▸ **Excerpted text**

━━━

This week’s Sex Blog Roundup at Fleshbot puts on smiles as we head off to the happy places sex bloggers go. Merrily, merrily, y’all.
Those of you who enjoy stalking me will find me compared to other men, biting kittens, and helping with your homework.
Fed up with poor grammar in sex blogs, Chelsea Girl shows that proper punctuation can be to smut what lube is to anal sex, which is to say, painful when absent. She uses me in one of her examples, finding a teaching moment in one of my deepest regrets.
Lynsey passes notes in class, but I’m watching.
Eris writes that in the coming year, she would like to fuck me or to be tied up by Monk. Only “or,” Eris? Why not “and?” Dream large, girlfriend.
Eden remembers a forgettable boy while pissing at my orgy.
Cody breaks up with a boyfriend and feels frustrated that the intimacy with him is gone, while the intimacy with me is mitigated by what she reads on other blogs.
Wendy tries topping from the bottom, which only gets her smacked around.
Jocasta has a tight pussy, and you can quote me on that. In fact, she has done just that.

━━━

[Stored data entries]
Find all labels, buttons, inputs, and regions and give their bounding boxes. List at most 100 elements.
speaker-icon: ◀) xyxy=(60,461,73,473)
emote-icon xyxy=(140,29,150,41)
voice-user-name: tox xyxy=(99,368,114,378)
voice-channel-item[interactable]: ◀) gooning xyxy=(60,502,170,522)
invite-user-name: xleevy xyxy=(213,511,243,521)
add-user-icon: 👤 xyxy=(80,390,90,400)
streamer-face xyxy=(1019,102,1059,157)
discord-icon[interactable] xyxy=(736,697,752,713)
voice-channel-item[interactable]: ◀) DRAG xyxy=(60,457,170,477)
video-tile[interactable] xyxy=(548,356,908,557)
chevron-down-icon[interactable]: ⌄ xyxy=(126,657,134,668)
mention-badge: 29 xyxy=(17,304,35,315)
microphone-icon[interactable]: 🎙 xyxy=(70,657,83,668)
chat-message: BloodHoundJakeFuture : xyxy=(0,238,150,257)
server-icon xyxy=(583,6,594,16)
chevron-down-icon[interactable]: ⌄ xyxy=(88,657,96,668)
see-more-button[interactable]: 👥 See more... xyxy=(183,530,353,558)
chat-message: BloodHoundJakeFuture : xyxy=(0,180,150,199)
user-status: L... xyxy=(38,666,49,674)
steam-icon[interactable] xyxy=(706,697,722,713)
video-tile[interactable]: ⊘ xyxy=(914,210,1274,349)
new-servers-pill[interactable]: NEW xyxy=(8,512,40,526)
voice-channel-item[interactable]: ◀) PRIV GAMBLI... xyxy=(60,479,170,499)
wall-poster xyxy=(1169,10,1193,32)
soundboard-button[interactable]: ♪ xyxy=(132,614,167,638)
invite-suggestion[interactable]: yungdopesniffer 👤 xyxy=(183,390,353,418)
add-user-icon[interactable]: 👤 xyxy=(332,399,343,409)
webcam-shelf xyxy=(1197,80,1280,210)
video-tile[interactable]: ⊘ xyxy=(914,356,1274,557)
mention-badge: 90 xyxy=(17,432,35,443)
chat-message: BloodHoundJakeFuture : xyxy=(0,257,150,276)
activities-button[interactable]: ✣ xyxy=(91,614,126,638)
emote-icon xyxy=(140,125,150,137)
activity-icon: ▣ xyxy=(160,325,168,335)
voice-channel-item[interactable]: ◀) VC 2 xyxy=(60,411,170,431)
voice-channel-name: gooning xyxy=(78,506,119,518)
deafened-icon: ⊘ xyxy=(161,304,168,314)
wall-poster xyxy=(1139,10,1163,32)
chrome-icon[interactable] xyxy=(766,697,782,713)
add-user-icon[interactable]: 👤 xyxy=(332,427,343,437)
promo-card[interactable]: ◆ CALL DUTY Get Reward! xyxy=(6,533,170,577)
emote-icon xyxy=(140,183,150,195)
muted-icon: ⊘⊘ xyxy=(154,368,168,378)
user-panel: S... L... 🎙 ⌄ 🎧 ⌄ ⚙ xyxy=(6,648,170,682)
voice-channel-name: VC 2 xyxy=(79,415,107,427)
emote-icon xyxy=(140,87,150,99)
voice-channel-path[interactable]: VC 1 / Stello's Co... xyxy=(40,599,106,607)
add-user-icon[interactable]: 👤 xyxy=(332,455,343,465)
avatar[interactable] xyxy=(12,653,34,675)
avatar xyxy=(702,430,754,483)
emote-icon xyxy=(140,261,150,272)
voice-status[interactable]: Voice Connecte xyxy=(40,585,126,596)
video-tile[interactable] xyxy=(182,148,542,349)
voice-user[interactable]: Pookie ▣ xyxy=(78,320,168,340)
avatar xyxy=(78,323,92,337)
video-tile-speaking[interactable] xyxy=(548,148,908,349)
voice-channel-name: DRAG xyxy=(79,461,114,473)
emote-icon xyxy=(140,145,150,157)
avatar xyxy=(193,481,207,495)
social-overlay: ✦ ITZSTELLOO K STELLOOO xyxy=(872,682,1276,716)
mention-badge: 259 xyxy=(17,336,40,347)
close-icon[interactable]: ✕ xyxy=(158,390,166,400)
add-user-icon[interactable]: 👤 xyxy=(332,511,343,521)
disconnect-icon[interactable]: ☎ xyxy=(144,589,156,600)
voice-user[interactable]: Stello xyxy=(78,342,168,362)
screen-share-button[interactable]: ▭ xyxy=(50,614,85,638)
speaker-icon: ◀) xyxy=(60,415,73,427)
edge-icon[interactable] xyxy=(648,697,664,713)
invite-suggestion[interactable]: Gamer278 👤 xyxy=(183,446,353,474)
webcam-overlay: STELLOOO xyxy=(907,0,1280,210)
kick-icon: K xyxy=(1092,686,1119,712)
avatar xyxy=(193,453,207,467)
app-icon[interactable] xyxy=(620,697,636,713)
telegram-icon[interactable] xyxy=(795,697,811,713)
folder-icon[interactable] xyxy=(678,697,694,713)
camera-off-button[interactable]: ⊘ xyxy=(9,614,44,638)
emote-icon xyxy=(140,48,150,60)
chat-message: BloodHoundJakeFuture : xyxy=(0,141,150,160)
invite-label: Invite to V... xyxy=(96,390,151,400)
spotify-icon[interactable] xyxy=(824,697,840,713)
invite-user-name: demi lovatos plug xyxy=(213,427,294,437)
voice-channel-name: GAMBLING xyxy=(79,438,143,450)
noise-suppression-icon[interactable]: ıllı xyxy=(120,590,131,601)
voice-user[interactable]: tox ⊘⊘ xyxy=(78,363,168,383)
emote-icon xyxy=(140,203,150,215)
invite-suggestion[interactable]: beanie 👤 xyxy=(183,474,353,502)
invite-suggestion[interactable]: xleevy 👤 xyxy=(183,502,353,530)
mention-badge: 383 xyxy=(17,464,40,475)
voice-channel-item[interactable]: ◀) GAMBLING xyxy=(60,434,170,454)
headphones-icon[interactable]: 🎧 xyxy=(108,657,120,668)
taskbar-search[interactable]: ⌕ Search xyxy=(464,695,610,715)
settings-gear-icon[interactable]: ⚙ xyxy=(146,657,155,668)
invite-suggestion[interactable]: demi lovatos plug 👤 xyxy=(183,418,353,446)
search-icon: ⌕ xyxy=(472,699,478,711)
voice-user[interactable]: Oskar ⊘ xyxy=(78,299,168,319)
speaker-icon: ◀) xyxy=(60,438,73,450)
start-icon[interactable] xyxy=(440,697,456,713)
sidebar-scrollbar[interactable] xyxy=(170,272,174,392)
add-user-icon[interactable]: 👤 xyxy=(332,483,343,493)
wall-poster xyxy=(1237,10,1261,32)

━━━

Reproduce the full sex blog roundup shown above, word for word.

▸ **Exercise result**
This week’s Sex Blog Roundup at Fleshbot puts on smiles as we head off to the happy places sex bloggers go. Merrily, merrily, y’all.
Those of you who enjoy stalking me will find me compared to other men, biting kittens, and helping with your homework.
Fed up with poor grammar in sex blogs, Chelsea Girl shows that proper punctuation can be to smut what lube is to anal sex, which is to say, painful when absent. She uses me in one of her examples, finding a teaching moment in one of my deepest regrets.
Lynsey passes notes in class, but I’m watching.
Eris writes that in the coming year, she would like to fuck me or to be tied up by Monk. Only “or,” Eris? Why not “and?” Dream large, girlfriend.
Eden remembers a forgettable boy while pissing at my orgy.
Cody breaks up with a boyfriend and feels frustrated that the intimacy with him is gone, while the intimacy with me is mitigated by what she reads on other blogs.
Wendy tries topping from the bottom, which only gets her smacked around.
Jocasta has a tight pussy, and you can quote me on that. In fact, she has done just that.